* **Extract**:
----

TORONTO, Ontario, Canada, 27 March 2019 – Space Flight Laboratory (SFL) has been awarded the prime contract to develop the next generation cluster of formation-flying microsatellites for HawkEye 360 Inc. of Herndon, Va. The HawkEye Constellation, comprised of multiple clusters of three satellites each, is the first of its kind to detect and geolocate radio frequency (RF) signals for maritime, emergency response, and spectrum analysis applications.
SFL built the platforms and integrated the HawkEye 360 Pathfinder cluster which was launched into low-Earth orbit in December 2018 and commissioned early this year. The three formation-flying Pathfinder microsatellites have successfully demonstrated geolocation of VHF, emergency position-indicating radio beacon (EPIRB), automatic identification system (AIS) and marine radar signals.
“Through the development, launch and commissioning of our Pathfinder cluster, SFL demonstrated exceptional ability to deliver the solution we required,” said HawkEye 360 Founder and Chief Technology Officer Chris DeMay. “Their customer-first approach and engineering prowess resulted in the first-of-its-kind RF analytics we are generating today. We are proud to continue partnering with SFL on the development of our next set of spacecraft as we expand on-orbit capacity and enhance our capability to meet customer demands.”
SFL is developing the next-generation cluster to service more sophisticated payloads as HawkEye 360 broadens its detection and geolocation capabilities. The cluster will incorporate SFL technologies that make on-orbit formation flying possible. Most prominent of these technologies is the high-performance attitude control system developed by SFL to keep micro- and nanosatellites stable in orbit.

----

* **Data supplied**:
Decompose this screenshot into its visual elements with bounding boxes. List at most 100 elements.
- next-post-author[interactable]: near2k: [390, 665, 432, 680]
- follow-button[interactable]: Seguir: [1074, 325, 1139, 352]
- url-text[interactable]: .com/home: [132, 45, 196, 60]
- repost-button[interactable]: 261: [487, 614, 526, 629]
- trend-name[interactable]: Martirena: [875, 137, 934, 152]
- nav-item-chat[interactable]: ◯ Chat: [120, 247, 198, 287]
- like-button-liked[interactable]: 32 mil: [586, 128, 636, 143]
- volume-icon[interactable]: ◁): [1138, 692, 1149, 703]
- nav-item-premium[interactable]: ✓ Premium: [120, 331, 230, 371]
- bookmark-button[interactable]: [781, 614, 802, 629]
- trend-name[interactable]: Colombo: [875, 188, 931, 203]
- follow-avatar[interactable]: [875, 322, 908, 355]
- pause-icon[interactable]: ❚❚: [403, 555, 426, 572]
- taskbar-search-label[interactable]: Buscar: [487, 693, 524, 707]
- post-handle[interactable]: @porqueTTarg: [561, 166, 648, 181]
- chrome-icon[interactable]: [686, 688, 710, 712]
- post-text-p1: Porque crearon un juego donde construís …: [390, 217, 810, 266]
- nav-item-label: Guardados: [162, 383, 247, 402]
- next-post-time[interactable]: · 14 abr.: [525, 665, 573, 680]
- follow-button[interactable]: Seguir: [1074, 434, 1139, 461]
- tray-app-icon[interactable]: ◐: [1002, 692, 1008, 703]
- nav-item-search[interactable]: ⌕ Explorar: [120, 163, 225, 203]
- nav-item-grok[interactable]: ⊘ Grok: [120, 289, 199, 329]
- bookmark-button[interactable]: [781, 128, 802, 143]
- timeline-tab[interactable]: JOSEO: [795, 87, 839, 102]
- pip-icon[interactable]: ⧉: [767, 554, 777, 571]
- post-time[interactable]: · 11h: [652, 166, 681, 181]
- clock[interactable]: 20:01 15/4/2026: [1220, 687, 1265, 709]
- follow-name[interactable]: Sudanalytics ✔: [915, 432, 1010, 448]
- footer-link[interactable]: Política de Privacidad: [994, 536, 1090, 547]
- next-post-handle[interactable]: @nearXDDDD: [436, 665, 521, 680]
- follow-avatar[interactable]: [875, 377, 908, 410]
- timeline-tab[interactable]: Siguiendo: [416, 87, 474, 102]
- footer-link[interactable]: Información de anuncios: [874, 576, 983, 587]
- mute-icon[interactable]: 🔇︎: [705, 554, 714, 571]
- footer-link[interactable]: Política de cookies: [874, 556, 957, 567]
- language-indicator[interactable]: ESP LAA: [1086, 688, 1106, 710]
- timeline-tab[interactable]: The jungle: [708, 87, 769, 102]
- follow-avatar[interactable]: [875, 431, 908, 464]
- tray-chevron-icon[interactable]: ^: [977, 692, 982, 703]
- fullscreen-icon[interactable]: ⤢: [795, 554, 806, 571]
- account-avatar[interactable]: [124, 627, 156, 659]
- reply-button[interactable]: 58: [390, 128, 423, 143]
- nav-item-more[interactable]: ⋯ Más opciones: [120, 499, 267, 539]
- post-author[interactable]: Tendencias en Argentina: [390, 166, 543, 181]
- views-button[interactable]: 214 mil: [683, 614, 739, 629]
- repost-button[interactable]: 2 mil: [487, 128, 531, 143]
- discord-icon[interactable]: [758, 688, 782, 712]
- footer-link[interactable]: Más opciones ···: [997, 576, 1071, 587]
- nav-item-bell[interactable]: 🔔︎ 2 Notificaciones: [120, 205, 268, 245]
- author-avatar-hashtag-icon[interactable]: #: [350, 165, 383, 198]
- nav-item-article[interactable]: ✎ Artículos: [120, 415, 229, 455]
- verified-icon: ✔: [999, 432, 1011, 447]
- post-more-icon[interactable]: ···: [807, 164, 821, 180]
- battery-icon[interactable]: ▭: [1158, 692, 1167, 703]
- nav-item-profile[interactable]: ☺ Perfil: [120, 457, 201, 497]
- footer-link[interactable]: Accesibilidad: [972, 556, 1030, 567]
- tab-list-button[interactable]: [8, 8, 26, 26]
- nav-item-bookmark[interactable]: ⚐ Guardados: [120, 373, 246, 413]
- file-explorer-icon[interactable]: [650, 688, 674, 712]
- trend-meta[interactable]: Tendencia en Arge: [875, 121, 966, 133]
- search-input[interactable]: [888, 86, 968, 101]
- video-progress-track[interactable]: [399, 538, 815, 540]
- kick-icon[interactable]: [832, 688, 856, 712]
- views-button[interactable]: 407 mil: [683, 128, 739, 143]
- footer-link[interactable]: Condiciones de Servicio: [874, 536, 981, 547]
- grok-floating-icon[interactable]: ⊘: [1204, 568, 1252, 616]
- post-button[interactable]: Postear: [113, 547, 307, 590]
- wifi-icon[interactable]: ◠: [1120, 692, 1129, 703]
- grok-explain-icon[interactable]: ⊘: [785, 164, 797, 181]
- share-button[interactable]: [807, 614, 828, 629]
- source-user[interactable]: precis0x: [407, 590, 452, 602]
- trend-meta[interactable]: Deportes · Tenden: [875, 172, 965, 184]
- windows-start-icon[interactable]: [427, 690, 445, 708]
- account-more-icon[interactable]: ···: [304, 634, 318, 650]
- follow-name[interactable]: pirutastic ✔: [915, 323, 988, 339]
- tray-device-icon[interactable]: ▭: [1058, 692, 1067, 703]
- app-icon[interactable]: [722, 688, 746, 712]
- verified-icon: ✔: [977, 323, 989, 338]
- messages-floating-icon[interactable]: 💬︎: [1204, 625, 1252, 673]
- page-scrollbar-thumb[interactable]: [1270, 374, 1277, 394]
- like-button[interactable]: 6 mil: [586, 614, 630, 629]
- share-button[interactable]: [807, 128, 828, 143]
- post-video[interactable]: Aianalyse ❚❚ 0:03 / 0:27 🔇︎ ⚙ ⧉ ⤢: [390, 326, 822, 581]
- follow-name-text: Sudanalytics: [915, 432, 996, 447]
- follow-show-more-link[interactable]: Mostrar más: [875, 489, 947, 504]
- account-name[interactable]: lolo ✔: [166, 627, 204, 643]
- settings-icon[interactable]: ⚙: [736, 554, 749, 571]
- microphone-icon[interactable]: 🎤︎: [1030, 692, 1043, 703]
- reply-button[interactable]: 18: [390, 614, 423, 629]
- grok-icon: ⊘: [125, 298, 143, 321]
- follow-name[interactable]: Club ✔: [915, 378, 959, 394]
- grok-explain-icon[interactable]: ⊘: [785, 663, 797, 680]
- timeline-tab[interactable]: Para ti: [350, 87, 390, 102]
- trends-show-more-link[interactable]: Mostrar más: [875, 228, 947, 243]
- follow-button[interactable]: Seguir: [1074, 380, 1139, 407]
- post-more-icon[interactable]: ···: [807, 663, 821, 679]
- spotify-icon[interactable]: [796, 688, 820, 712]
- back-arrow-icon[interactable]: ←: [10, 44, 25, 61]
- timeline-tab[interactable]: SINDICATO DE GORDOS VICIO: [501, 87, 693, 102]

----

* **Work to complete**:
- a) Check each statement against the HawkEye 360 press release. Answer yes or no for each, and quote the exact words from the press release that decide it. (i) The Pathfinder cluster was launched in December 2018. (ii) Each cluster in the HawkEye Constellation holds four satellites. (iii) Chris DeMay is HawkEye 360's Chief Technology Officer.
- b) Proceed with the HawkEye 360 press release, continuing it from the point where it stops.

* **Responses for each task**:
- a)
(i) Yes: "launched into low-Earth orbit in December 2018"
(ii) No: "multiple clusters of three satellites each"
(iii) Yes: "HawkEye 360 Founder and Chief Technology Officer Chris DeMay"

- b)
“The microsatellite bus selected by HawkEye 360 for the next-gen cluster is one we developed specifically to address the economics of commercial space activities,” said SFL Director Dr. Robert E. Zee.
SFL satellite technology was selected for the HawkEye 360 Pathfinder mission due to the importance of formation flying by multiple satellites for successful RF signal geolocation and analysis. The relative positions of each satellite in the constellation must be known to accurately geolocate the transmission sources of the radio frequency signals. SFL first demonstrated affordable on-orbit formation control with smaller satellites in the 2014 Canadian CanX-4/CanX-5 mission.
“We have developed compact, low-cost formation flying technology for commercial exploitation that is unmatched by any other satellite developer,” said Zee.
Established in 1998 as a self-sustaining specialty lab at the University of Toronto Institute for Aerospace Studies (UTIAS), SFL has built 25 nano- and microsatellites with nearly 100 cumulative years of successful operation in orbit to date.